> _To do_: Type out every line below exactly as it reads.
═════ Dataset entries ═════
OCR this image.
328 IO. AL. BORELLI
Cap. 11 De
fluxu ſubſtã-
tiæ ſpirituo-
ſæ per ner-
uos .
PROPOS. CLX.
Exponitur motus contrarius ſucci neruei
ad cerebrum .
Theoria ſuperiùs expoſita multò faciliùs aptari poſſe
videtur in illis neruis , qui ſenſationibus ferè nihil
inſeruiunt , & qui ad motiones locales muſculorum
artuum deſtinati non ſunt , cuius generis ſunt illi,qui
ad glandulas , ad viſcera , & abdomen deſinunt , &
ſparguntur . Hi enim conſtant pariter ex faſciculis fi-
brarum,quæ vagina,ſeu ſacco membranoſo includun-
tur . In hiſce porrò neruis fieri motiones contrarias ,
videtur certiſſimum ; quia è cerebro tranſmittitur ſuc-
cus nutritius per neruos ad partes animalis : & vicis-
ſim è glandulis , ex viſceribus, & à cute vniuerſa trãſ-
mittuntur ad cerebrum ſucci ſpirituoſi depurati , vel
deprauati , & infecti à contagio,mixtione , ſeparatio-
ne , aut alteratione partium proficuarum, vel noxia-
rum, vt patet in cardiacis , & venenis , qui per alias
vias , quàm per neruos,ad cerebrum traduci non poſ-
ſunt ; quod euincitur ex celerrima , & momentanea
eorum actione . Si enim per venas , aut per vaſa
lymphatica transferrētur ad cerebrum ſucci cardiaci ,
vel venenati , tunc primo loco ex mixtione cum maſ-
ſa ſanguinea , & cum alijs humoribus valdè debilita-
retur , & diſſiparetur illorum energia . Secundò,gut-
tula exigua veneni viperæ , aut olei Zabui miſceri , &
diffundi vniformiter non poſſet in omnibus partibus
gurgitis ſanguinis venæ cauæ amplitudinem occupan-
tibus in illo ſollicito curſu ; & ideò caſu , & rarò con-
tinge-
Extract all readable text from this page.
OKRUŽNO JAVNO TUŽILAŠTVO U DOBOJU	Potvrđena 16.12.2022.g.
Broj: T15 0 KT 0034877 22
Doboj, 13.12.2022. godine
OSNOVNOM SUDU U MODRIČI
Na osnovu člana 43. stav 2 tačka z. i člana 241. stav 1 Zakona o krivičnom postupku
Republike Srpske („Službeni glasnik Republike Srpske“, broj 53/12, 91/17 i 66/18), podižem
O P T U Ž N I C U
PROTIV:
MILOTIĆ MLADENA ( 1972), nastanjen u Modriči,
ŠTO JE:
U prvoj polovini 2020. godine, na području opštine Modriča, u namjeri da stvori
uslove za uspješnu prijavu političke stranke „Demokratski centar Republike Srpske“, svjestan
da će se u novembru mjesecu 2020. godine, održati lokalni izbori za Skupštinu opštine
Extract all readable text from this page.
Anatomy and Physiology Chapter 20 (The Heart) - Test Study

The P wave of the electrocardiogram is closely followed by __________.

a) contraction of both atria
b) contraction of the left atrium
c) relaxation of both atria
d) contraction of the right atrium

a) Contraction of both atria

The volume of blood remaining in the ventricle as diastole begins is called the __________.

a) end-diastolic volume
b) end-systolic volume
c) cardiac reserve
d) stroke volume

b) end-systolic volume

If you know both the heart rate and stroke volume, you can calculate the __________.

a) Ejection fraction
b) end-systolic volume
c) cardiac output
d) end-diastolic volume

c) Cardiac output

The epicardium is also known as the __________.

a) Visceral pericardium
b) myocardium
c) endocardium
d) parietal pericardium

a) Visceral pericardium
═════
> _Reply_:
OCR this image.
328 IO. AL. BORELLI
Cap. 11 De
fluxu ſubſtã-
tiæ ſpirituo-
ſæ per ner-
uos .
PROPOS. CLX.
Exponitur motus contrarius ſucci neruei
ad cerebrum .
Theoria ſuperiùs expoſita multò faciliùs aptari poſſe
videtur in illis neruis , qui ſenſationibus ferè nihil
inſeruiunt , & qui ad motiones locales muſculorum
artuum deſtinati non ſunt , cuius generis ſunt illi,qui
ad glandulas , ad viſcera , & abdomen deſinunt , &
ſparguntur . Hi enim conſtant pariter ex faſciculis fi-
brarum,quæ vagina,ſeu ſacco membranoſo includun-
tur . In hiſce porrò neruis fieri motiones contrarias ,
videtur certiſſimum ; quia è cerebro tranſmittitur ſuc-
cus nutritius per neruos ad partes animalis : & vicis-
ſim è glandulis , ex viſceribus, & à cute vniuerſa trãſ-
mittuntur ad cerebrum ſucci ſpirituoſi depurati , vel
deprauati , & infecti à contagio,mixtione , ſeparatio-
ne , aut alteratione partium proficuarum, vel noxia-
rum, vt patet in cardiacis , & venenis , qui per alias
vias , quàm per neruos,ad cerebrum traduci non poſ-
ſunt ; quod euincitur ex celerrima , & momentanea
eorum actione . Si enim per venas , aut per vaſa
lymphatica transferrētur ad cerebrum ſucci cardiaci ,
vel venenati , tunc primo loco ex mixtione cum maſ-
ſa ſanguinea , & cum alijs humoribus valdè debilita-
retur , & diſſiparetur illorum energia . Secundò,gut-
tula exigua veneni viperæ , aut olei Zabui miſceri , &
diffundi vniformiter non poſſet in omnibus partibus
gurgitis ſanguinis venæ cauæ amplitudinem occupan-
tibus in illo ſollicito curſu ; & ideò caſu , & rarò con-
tinge-
Extract all readable text from this page.
OKRUŽNO JAVNO TUŽILAŠTVO U DOBOJU	Potvrđena 16.12.2022.g.
Broj: T15 0 KT 0034877 22
Doboj, 13.12.2022. godine
OSNOVNOM SUDU U MODRIČI
Na osnovu člana 43. stav 2 tačka z. i člana 241. stav 1 Zakona o krivičnom postupku
Republike Srpske („Službeni glasnik Republike Srpske“, broj 53/12, 91/17 i 66/18), podižem
O P T U Ž N I C U
PROTIV:
MILOTIĆ MLADENA ( 1972), nastanjen u Modriči,
ŠTO JE:
U prvoj polovini 2020. godine, na području opštine Modriča, u namjeri da stvori
uslove za uspješnu prijavu političke stranke „Demokratski centar Republike Srpske“, svjestan
da će se u novembru mjesecu 2020. godine, održati lokalni izbori za Skupštinu opštine
Extract all readable text from this page.
Anatomy and Physiology Chapter 20 (The Heart) - Test Study

The P wave of the electrocardiogram is closely followed by __________.

a) contraction of both atria
b) contraction of the left atrium
c) relaxation of both atria
d) contraction of the right atrium

a) Contraction of both atria

The volume of blood remaining in the ventricle as diastole begins is called the __________.

a) end-diastolic volume
b) end-systolic volume
c) cardiac reserve
d) stroke volume

b) end-systolic volume

If you know both the heart rate and stroke volume, you can calculate the __________.

a) Ejection fraction
b) end-systolic volume
c) cardiac output
d) end-diastolic volume

c) Cardiac output

The epicardium is also known as the __________.

a) Visceral pericardium
b) myocardium
c) endocardium
d) parietal pericardium

a) Visceral pericardium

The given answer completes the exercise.